Find every line with the word "over" and give their count, nothing else.

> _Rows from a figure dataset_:
---

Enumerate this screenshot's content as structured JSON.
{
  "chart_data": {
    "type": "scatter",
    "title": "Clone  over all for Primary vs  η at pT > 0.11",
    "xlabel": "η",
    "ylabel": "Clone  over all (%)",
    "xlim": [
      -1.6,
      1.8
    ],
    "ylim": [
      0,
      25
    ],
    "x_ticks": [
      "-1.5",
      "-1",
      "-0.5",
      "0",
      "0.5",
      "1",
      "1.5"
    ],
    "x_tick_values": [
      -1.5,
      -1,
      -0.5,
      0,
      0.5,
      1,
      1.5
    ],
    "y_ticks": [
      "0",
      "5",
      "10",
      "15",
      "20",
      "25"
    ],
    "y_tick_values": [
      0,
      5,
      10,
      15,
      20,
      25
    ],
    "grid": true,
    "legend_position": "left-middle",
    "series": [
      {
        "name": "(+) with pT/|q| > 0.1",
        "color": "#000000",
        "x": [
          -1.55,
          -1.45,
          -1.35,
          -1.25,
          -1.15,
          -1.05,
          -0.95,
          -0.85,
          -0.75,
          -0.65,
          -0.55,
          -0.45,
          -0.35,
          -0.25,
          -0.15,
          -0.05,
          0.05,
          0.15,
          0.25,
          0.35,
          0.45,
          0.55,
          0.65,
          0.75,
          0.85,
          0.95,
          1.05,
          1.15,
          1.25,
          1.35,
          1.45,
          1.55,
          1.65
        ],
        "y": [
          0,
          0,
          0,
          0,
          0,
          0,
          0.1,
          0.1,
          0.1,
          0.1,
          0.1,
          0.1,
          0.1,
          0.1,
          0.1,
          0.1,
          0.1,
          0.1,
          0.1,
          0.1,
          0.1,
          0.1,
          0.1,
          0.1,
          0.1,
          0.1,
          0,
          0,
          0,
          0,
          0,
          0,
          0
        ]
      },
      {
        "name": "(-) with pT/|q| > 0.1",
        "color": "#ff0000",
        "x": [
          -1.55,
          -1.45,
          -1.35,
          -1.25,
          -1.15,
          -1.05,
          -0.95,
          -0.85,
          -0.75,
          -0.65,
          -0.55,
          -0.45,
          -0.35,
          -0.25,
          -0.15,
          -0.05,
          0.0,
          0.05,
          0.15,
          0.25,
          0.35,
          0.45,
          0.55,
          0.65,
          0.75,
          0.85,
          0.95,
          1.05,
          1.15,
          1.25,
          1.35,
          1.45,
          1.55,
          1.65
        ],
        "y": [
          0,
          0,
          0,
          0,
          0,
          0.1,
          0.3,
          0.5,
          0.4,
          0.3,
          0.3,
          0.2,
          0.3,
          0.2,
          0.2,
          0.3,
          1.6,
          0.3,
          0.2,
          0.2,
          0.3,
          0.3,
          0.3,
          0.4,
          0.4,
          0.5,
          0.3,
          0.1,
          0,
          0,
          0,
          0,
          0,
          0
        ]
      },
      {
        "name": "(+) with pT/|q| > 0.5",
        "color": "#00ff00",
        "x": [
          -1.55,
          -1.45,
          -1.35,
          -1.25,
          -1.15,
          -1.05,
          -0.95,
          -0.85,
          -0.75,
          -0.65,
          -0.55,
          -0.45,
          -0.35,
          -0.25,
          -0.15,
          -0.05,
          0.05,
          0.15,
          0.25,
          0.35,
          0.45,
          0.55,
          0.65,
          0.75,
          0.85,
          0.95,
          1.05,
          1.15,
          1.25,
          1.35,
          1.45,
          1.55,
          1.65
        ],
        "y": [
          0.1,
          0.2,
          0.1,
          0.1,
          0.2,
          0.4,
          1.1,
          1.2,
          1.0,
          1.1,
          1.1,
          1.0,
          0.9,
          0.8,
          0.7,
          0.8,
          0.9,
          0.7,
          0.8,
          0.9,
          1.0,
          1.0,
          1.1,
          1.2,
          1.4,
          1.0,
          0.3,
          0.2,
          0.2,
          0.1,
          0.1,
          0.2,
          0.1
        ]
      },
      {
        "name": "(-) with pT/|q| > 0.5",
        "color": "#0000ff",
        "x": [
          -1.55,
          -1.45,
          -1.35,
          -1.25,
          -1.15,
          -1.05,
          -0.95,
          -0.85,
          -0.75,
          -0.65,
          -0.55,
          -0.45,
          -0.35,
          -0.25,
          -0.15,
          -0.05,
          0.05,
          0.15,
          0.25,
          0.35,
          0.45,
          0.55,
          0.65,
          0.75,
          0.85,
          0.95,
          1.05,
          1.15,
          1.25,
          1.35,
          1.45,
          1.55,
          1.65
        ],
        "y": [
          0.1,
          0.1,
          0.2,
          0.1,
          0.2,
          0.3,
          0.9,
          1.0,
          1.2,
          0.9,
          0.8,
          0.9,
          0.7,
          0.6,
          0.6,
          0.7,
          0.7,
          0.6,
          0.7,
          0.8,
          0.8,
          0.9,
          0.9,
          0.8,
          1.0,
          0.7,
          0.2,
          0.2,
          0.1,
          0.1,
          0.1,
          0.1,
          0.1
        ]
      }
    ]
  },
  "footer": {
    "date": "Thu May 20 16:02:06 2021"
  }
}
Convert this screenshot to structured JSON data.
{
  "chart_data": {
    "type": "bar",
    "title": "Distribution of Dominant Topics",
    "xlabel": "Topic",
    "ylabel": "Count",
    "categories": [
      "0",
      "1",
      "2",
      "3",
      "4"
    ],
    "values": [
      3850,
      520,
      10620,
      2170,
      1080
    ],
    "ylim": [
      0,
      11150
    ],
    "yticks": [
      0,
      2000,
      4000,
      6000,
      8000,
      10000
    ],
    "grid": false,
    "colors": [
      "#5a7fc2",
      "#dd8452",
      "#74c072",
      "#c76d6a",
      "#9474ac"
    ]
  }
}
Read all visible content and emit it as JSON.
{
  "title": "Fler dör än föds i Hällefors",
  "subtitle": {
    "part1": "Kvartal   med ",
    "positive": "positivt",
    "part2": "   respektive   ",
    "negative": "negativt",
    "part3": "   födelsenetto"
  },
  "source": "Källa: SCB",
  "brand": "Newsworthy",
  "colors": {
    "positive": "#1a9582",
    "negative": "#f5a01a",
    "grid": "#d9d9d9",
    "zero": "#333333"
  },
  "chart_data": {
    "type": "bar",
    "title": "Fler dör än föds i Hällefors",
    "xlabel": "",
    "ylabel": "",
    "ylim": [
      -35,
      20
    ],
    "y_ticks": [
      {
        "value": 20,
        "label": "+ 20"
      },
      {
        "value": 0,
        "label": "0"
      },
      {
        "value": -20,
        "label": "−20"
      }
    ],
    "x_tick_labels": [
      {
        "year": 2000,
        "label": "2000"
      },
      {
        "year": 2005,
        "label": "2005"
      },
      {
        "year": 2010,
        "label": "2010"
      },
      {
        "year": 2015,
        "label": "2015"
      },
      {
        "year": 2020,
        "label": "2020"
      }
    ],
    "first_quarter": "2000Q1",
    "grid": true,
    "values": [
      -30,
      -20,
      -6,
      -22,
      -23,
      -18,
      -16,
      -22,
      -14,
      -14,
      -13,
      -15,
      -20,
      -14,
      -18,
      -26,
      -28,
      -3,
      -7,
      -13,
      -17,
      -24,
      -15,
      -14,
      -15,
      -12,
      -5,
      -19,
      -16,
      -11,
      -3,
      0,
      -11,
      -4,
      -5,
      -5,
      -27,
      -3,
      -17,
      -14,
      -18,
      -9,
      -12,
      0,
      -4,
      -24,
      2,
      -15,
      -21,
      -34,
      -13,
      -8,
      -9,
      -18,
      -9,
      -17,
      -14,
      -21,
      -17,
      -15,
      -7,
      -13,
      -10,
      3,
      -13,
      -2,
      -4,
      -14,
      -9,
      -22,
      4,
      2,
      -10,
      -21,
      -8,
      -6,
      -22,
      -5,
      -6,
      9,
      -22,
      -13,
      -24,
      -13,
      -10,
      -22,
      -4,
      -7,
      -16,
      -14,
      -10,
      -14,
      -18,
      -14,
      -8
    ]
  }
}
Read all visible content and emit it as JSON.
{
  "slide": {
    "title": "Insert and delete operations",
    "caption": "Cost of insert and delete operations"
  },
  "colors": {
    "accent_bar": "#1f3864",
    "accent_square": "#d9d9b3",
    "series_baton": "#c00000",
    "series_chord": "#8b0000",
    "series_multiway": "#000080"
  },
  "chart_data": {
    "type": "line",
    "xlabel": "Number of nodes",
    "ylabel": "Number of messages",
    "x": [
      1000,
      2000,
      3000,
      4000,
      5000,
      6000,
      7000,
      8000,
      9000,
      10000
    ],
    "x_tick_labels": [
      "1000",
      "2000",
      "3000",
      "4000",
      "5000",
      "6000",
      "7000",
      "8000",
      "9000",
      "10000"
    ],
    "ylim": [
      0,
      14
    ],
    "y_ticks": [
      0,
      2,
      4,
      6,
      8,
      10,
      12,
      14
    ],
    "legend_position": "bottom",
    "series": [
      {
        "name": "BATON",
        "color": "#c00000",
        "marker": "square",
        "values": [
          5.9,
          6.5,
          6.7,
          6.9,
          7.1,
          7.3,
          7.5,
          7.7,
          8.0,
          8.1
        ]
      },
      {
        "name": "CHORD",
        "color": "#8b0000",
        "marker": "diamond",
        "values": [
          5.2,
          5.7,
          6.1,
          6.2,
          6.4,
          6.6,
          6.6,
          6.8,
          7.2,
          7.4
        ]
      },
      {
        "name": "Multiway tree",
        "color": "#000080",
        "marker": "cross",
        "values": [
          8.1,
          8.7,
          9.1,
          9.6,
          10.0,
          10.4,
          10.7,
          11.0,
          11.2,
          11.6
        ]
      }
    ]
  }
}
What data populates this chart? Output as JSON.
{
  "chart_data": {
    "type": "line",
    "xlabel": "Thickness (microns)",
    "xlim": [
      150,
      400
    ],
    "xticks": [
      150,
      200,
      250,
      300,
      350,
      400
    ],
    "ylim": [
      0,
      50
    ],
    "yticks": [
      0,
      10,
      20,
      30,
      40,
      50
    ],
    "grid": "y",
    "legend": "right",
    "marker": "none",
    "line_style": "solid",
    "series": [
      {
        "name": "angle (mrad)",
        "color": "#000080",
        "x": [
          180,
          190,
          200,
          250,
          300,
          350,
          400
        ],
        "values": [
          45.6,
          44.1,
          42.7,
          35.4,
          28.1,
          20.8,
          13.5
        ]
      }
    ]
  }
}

---

> _RIGHT ANSWER_:
2